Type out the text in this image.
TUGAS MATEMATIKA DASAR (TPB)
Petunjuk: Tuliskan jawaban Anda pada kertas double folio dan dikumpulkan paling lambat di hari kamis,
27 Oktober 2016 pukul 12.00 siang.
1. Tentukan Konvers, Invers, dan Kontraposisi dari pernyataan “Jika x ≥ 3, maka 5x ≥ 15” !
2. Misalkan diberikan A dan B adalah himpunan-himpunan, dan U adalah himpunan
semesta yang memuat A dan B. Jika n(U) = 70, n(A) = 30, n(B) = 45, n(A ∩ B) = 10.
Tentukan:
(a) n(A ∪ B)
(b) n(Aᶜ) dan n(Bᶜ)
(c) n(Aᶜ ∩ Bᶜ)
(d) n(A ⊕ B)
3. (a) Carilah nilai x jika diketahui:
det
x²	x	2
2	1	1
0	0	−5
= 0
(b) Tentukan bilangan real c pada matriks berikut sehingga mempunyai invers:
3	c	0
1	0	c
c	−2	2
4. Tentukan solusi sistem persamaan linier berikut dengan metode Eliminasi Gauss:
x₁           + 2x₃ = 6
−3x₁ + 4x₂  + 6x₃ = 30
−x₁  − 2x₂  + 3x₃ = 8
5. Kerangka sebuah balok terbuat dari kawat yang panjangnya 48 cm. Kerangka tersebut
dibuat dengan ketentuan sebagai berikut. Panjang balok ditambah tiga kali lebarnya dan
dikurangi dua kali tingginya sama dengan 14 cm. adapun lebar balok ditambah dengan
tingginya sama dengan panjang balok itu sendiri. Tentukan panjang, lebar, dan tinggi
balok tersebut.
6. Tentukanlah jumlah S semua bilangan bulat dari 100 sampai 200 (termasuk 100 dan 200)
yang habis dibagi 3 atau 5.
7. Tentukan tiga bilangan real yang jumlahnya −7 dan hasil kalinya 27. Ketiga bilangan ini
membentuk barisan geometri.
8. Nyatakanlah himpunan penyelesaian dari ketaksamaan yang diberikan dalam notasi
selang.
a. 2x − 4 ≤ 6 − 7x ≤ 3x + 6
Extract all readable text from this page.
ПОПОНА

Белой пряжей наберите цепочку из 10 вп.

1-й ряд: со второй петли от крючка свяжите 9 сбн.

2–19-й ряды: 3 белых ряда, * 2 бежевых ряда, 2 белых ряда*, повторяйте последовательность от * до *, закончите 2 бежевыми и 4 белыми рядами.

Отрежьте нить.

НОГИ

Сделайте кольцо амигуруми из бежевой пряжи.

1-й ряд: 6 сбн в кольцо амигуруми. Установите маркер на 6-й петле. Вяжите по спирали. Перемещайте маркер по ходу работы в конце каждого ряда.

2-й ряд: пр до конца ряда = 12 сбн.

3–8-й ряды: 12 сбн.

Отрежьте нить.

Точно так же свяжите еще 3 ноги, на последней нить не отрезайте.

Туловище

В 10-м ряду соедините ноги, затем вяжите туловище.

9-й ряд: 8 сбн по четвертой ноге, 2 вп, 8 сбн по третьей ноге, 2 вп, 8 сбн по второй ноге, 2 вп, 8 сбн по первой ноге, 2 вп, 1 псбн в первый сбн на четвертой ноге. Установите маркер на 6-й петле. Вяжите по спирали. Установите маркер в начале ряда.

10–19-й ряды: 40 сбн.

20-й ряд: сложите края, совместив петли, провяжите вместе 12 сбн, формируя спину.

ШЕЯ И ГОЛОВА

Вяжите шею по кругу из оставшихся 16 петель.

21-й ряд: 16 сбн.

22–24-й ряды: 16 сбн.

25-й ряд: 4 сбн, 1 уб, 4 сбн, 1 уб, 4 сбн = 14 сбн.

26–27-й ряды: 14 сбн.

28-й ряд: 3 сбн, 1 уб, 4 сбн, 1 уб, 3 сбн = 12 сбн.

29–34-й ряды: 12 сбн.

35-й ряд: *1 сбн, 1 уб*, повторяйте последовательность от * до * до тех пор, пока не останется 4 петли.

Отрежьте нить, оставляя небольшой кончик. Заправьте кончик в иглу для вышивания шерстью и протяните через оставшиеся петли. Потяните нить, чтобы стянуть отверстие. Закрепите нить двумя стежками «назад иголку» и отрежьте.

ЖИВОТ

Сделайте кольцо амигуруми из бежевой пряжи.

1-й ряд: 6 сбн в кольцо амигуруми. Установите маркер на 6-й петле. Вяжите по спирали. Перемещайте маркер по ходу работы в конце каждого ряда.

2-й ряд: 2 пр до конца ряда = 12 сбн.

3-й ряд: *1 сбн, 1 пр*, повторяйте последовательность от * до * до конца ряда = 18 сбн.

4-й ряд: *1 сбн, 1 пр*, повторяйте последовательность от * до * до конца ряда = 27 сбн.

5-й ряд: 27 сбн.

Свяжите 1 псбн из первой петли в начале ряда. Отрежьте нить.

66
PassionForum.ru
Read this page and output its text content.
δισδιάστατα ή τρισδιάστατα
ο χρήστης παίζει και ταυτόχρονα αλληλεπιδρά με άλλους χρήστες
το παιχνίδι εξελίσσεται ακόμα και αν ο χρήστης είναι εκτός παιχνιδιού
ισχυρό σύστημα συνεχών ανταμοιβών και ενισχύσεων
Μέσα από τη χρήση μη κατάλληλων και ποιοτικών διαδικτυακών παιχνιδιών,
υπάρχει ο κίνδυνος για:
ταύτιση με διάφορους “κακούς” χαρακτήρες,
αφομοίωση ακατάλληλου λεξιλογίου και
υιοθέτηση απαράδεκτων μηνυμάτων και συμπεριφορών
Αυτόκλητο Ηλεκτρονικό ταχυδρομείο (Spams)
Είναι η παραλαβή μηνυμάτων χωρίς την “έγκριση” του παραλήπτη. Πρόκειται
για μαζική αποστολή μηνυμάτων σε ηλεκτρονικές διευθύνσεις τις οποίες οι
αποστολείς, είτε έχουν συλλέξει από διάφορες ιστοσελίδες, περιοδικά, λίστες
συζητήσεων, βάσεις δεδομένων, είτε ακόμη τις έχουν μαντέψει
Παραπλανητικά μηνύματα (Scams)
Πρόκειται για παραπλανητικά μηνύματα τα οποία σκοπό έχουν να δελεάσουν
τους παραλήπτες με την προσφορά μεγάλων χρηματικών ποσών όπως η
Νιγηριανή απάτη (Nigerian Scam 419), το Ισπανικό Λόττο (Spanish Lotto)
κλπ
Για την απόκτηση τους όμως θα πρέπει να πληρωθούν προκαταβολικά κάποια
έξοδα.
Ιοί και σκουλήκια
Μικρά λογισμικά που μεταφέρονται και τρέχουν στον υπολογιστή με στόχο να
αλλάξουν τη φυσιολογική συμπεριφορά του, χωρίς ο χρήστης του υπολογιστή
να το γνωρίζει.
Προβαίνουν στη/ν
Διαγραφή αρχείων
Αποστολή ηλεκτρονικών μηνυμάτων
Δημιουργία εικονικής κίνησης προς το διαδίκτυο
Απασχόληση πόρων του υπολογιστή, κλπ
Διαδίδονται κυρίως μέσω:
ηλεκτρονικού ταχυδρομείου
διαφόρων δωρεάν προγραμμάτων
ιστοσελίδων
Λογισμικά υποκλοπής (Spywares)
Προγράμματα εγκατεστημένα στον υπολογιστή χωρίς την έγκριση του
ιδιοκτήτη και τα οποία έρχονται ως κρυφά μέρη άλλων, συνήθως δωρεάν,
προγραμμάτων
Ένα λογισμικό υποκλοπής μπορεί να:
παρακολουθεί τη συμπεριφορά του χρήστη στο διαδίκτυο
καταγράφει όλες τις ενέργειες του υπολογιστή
===
*PROBLEM TO SOLVE*:
From the listing above, extract every line exactly as it stands.

*RESPONSE FOR THIS EXERCISE*:
Type out the text in this image.
TUGAS MATEMATIKA DASAR (TPB)
Petunjuk: Tuliskan jawaban Anda pada kertas double folio dan dikumpulkan paling lambat di hari kamis,
27 Oktober 2016 pukul 12.00 siang.
1. Tentukan Konvers, Invers, dan Kontraposisi dari pernyataan “Jika x ≥ 3, maka 5x ≥ 15” !
2. Misalkan diberikan A dan B adalah himpunan-himpunan, dan U adalah himpunan
semesta yang memuat A dan B. Jika n(U) = 70, n(A) = 30, n(B) = 45, n(A ∩ B) = 10.
Tentukan:
(a) n(A ∪ B)
(b) n(Aᶜ) dan n(Bᶜ)
(c) n(Aᶜ ∩ Bᶜ)
(d) n(A ⊕ B)
3. (a) Carilah nilai x jika diketahui:
det
x²	x	2
2	1	1
0	0	−5
= 0
(b) Tentukan bilangan real c pada matriks berikut sehingga mempunyai invers:
3	c	0
1	0	c
c	−2	2
4. Tentukan solusi sistem persamaan linier berikut dengan metode Eliminasi Gauss:
x₁           + 2x₃ = 6
−3x₁ + 4x₂  + 6x₃ = 30
−x₁  − 2x₂  + 3x₃ = 8
5. Kerangka sebuah balok terbuat dari kawat yang panjangnya 48 cm. Kerangka tersebut
dibuat dengan ketentuan sebagai berikut. Panjang balok ditambah tiga kali lebarnya dan
dikurangi dua kali tingginya sama dengan 14 cm. adapun lebar balok ditambah dengan
tingginya sama dengan panjang balok itu sendiri. Tentukan panjang, lebar, dan tinggi
balok tersebut.
6. Tentukanlah jumlah S semua bilangan bulat dari 100 sampai 200 (termasuk 100 dan 200)
yang habis dibagi 3 atau 5.
7. Tentukan tiga bilangan real yang jumlahnya −7 dan hasil kalinya 27. Ketiga bilangan ini
membentuk barisan geometri.
8. Nyatakanlah himpunan penyelesaian dari ketaksamaan yang diberikan dalam notasi
selang.
a. 2x − 4 ≤ 6 − 7x ≤ 3x + 6
Extract all readable text from this page.
ПОПОНА

Белой пряжей наберите цепочку из 10 вп.

1-й ряд: со второй петли от крючка свяжите 9 сбн.

2–19-й ряды: 3 белых ряда, * 2 бежевых ряда, 2 белых ряда*, повторяйте последовательность от * до *, закончите 2 бежевыми и 4 белыми рядами.

Отрежьте нить.

НОГИ

Сделайте кольцо амигуруми из бежевой пряжи.

1-й ряд: 6 сбн в кольцо амигуруми. Установите маркер на 6-й петле. Вяжите по спирали. Перемещайте маркер по ходу работы в конце каждого ряда.

2-й ряд: пр до конца ряда = 12 сбн.

3–8-й ряды: 12 сбн.

Отрежьте нить.

Точно так же свяжите еще 3 ноги, на последней нить не отрезайте.

Туловище

В 10-м ряду соедините ноги, затем вяжите туловище.

9-й ряд: 8 сбн по четвертой ноге, 2 вп, 8 сбн по третьей ноге, 2 вп, 8 сбн по второй ноге, 2 вп, 8 сбн по первой ноге, 2 вп, 1 псбн в первый сбн на четвертой ноге. Установите маркер на 6-й петле. Вяжите по спирали. Установите маркер в начале ряда.

10–19-й ряды: 40 сбн.

20-й ряд: сложите края, совместив петли, провяжите вместе 12 сбн, формируя спину.

ШЕЯ И ГОЛОВА

Вяжите шею по кругу из оставшихся 16 петель.

21-й ряд: 16 сбн.

22–24-й ряды: 16 сбн.

25-й ряд: 4 сбн, 1 уб, 4 сбн, 1 уб, 4 сбн = 14 сбн.

26–27-й ряды: 14 сбн.

28-й ряд: 3 сбн, 1 уб, 4 сбн, 1 уб, 3 сбн = 12 сбн.

29–34-й ряды: 12 сбн.

35-й ряд: *1 сбн, 1 уб*, повторяйте последовательность от * до * до тех пор, пока не останется 4 петли.

Отрежьте нить, оставляя небольшой кончик. Заправьте кончик в иглу для вышивания шерстью и протяните через оставшиеся петли. Потяните нить, чтобы стянуть отверстие. Закрепите нить двумя стежками «назад иголку» и отрежьте.

ЖИВОТ

Сделайте кольцо амигуруми из бежевой пряжи.

1-й ряд: 6 сбн в кольцо амигуруми. Установите маркер на 6-й петле. Вяжите по спирали. Перемещайте маркер по ходу работы в конце каждого ряда.

2-й ряд: 2 пр до конца ряда = 12 сбн.

3-й ряд: *1 сбн, 1 пр*, повторяйте последовательность от * до * до конца ряда = 18 сбн.

4-й ряд: *1 сбн, 1 пр*, повторяйте последовательность от * до * до конца ряда = 27 сбн.

5-й ряд: 27 сбн.

Свяжите 1 псбн из первой петли в начале ряда. Отрежьте нить.

66
PassionForum.ru
Read this page and output its text content.
δισδιάστατα ή τρισδιάστατα
ο χρήστης παίζει και ταυτόχρονα αλληλεπιδρά με άλλους χρήστες
το παιχνίδι εξελίσσεται ακόμα και αν ο χρήστης είναι εκτός παιχνιδιού
ισχυρό σύστημα συνεχών ανταμοιβών και ενισχύσεων
Μέσα από τη χρήση μη κατάλληλων και ποιοτικών διαδικτυακών παιχνιδιών,
υπάρχει ο κίνδυνος για:
ταύτιση με διάφορους “κακούς” χαρακτήρες,
αφομοίωση ακατάλληλου λεξιλογίου και
υιοθέτηση απαράδεκτων μηνυμάτων και συμπεριφορών
Αυτόκλητο Ηλεκτρονικό ταχυδρομείο (Spams)
Είναι η παραλαβή μηνυμάτων χωρίς την “έγκριση” του παραλήπτη. Πρόκειται
για μαζική αποστολή μηνυμάτων σε ηλεκτρονικές διευθύνσεις τις οποίες οι
αποστολείς, είτε έχουν συλλέξει από διάφορες ιστοσελίδες, περιοδικά, λίστες
συζητήσεων, βάσεις δεδομένων, είτε ακόμη τις έχουν μαντέψει
Παραπλανητικά μηνύματα (Scams)
Πρόκειται για παραπλανητικά μηνύματα τα οποία σκοπό έχουν να δελεάσουν
τους παραλήπτες με την προσφορά μεγάλων χρηματικών ποσών όπως η
Νιγηριανή απάτη (Nigerian Scam 419), το Ισπανικό Λόττο (Spanish Lotto)
κλπ
Για την απόκτηση τους όμως θα πρέπει να πληρωθούν προκαταβολικά κάποια
έξοδα.
Ιοί και σκουλήκια
Μικρά λογισμικά που μεταφέρονται και τρέχουν στον υπολογιστή με στόχο να
αλλάξουν τη φυσιολογική συμπεριφορά του, χωρίς ο χρήστης του υπολογιστή
να το γνωρίζει.
Προβαίνουν στη/ν
Διαγραφή αρχείων
Αποστολή ηλεκτρονικών μηνυμάτων
Δημιουργία εικονικής κίνησης προς το διαδίκτυο
Απασχόληση πόρων του υπολογιστή, κλπ
Διαδίδονται κυρίως μέσω:
ηλεκτρονικού ταχυδρομείου
διαφόρων δωρεάν προγραμμάτων
ιστοσελίδων
Λογισμικά υποκλοπής (Spywares)
Προγράμματα εγκατεστημένα στον υπολογιστή χωρίς την έγκριση του
ιδιοκτήτη και τα οποία έρχονται ως κρυφά μέρη άλλων, συνήθως δωρεάν,
προγραμμάτων
Ένα λογισμικό υποκλοπής μπορεί να:
παρακολουθεί τη συμπεριφορά του χρήστη στο διαδίκτυο
καταγράφει όλες τις ενέργειες του υπολογιστή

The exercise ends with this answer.